TASK OBJECTIVE >> How many lines in these records hold the string "content"? State only that number.

THE INPUT >>
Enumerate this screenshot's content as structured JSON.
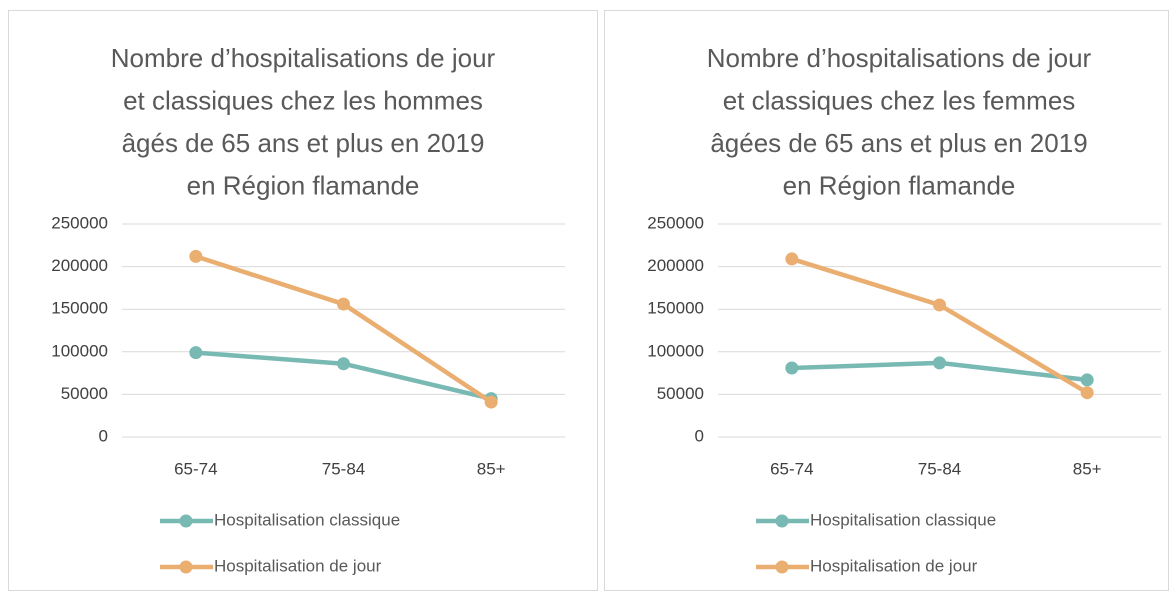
{
  "chart_data": [
    {
      "type": "line",
      "title": [
        "Nombre d’hospitalisations de jour",
        "et classiques chez les hommes",
        "âgés de 65 ans et plus en 2019",
        "en Région flamande"
      ],
      "categories": [
        "65-74",
        "75-84",
        "85+"
      ],
      "series": [
        {
          "name": "Hospitalisation classique",
          "color": "#79b9b4",
          "values": [
            99000,
            86000,
            45000
          ]
        },
        {
          "name": "Hospitalisation de jour",
          "color": "#e9ae70",
          "values": [
            212000,
            156000,
            41000
          ]
        }
      ],
      "ylim": [
        0,
        250000
      ],
      "yticks": [
        0,
        50000,
        100000,
        150000,
        200000,
        250000
      ],
      "grid": true,
      "legend": "bottom"
    },
    {
      "type": "line",
      "title": [
        "Nombre d’hospitalisations de jour",
        "et classiques chez les femmes",
        "âgées de 65 ans et plus en 2019",
        "en Région flamande"
      ],
      "categories": [
        "65-74",
        "75-84",
        "85+"
      ],
      "series": [
        {
          "name": "Hospitalisation classique",
          "color": "#79b9b4",
          "values": [
            81000,
            87000,
            67000
          ]
        },
        {
          "name": "Hospitalisation de jour",
          "color": "#e9ae70",
          "values": [
            209000,
            155000,
            52000
          ]
        }
      ],
      "ylim": [
        0,
        250000
      ],
      "yticks": [
        0,
        50000,
        100000,
        150000,
        200000,
        250000
      ],
      "grid": true,
      "legend": "bottom"
    }
  ]
}
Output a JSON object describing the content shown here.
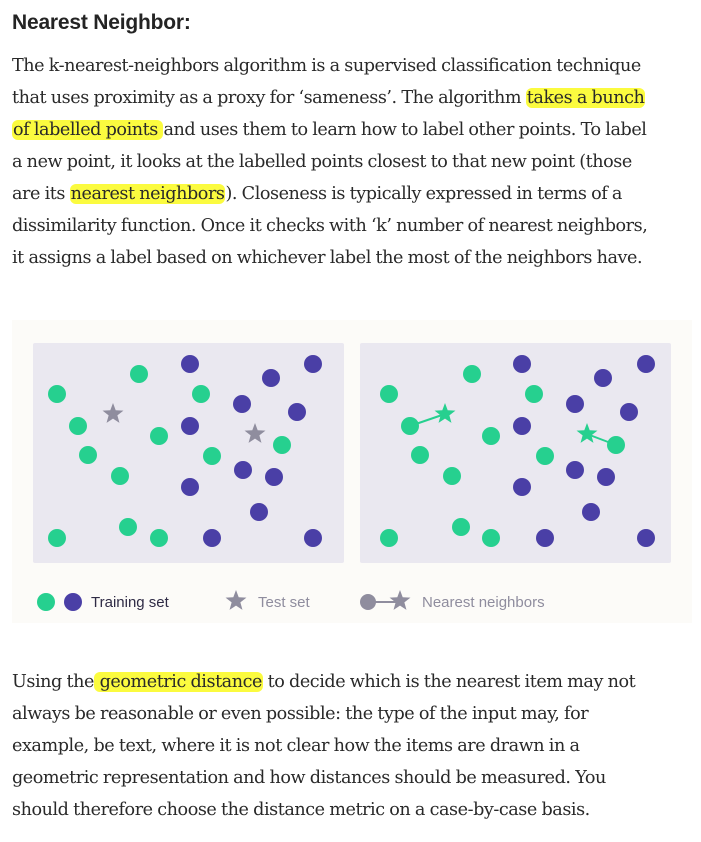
{
  "heading": "Nearest Neighbor:",
  "paragraph1": {
    "lines": [
      [
        {
          "t": "The k-nearest-neighbors algorithm is a supervised classification technique"
        }
      ],
      [
        {
          "t": "that uses proximity as a proxy for ‘sameness’. The algorithm "
        },
        {
          "t": "takes a bunch",
          "hl": true
        }
      ],
      [
        {
          "t": "of labelled points ",
          "hl": true
        },
        {
          "t": "and uses them to learn how to label other points. To label"
        }
      ],
      [
        {
          "t": "a new point, it looks at the labelled points closest to that new point (those"
        }
      ],
      [
        {
          "t": "are its "
        },
        {
          "t": "nearest neighbors",
          "hl": true
        },
        {
          "t": "). Closeness is typically expressed in terms of a"
        }
      ],
      [
        {
          "t": "dissimilarity function. Once it checks with ‘k’ number of nearest neighbors,"
        }
      ],
      [
        {
          "t": "it assigns a label based on whichever label the most of the neighbors have."
        }
      ]
    ]
  },
  "paragraph2": {
    "lines": [
      [
        {
          "t": "Using the"
        },
        {
          "t": " geometric distance",
          "hl": true
        },
        {
          "t": " to decide which is the nearest item may not"
        }
      ],
      [
        {
          "t": "always be reasonable or even possible: the type of the input may, for"
        }
      ],
      [
        {
          "t": "example, be text, where it is not clear how the items are drawn in a"
        }
      ],
      [
        {
          "t": "geometric representation and how distances should be measured. You"
        }
      ],
      [
        {
          "t": "should therefore choose the distance metric on a case-by-case basis."
        }
      ]
    ]
  },
  "figure": {
    "colors": {
      "background": "#fcfbf8",
      "panel": "#eae8f0",
      "green": "#26d08f",
      "purple": "#4a3fa6",
      "gray": "#8f8d9e",
      "training_text": "#2f2b45",
      "muted_text": "#8f8d9e"
    },
    "legend": {
      "training": "Training set",
      "test": "Test set",
      "neighbors": "Nearest neighbors"
    },
    "panels": [
      {
        "name": "before",
        "green": [
          [
            57,
            394
          ],
          [
            139,
            374
          ],
          [
            201,
            394
          ],
          [
            78,
            426
          ],
          [
            159,
            436
          ],
          [
            282,
            445
          ],
          [
            88,
            455
          ],
          [
            212,
            456
          ],
          [
            120,
            476
          ],
          [
            128,
            527
          ],
          [
            57,
            538
          ],
          [
            159,
            538
          ]
        ],
        "purple": [
          [
            190,
            364
          ],
          [
            313,
            364
          ],
          [
            271,
            378
          ],
          [
            242,
            404
          ],
          [
            297,
            412
          ],
          [
            190,
            426
          ],
          [
            243,
            470
          ],
          [
            274,
            477
          ],
          [
            190,
            487
          ],
          [
            259,
            512
          ],
          [
            212,
            538
          ],
          [
            313,
            538
          ]
        ],
        "test_stars": [
          [
            113,
            414
          ],
          [
            255,
            434
          ]
        ],
        "links": []
      },
      {
        "name": "after",
        "green": [
          [
            389,
            394
          ],
          [
            472,
            374
          ],
          [
            534,
            394
          ],
          [
            410,
            426
          ],
          [
            491,
            436
          ],
          [
            616,
            445
          ],
          [
            420,
            455
          ],
          [
            545,
            456
          ],
          [
            452,
            476
          ],
          [
            461,
            527
          ],
          [
            389,
            538
          ],
          [
            491,
            538
          ]
        ],
        "purple": [
          [
            522,
            364
          ],
          [
            646,
            364
          ],
          [
            603,
            378
          ],
          [
            575,
            404
          ],
          [
            629,
            412
          ],
          [
            522,
            426
          ],
          [
            575,
            470
          ],
          [
            606,
            477
          ],
          [
            522,
            487
          ],
          [
            591,
            512
          ],
          [
            545,
            538
          ],
          [
            646,
            538
          ]
        ],
        "test_stars": [],
        "neighbor_stars": [
          [
            445,
            414
          ],
          [
            587,
            434
          ]
        ],
        "links": [
          [
            [
              445,
              414
            ],
            [
              410,
              426
            ]
          ],
          [
            [
              587,
              434
            ],
            [
              616,
              445
            ]
          ]
        ]
      }
    ]
  }
}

RESPONSE TO THE TASK >> 2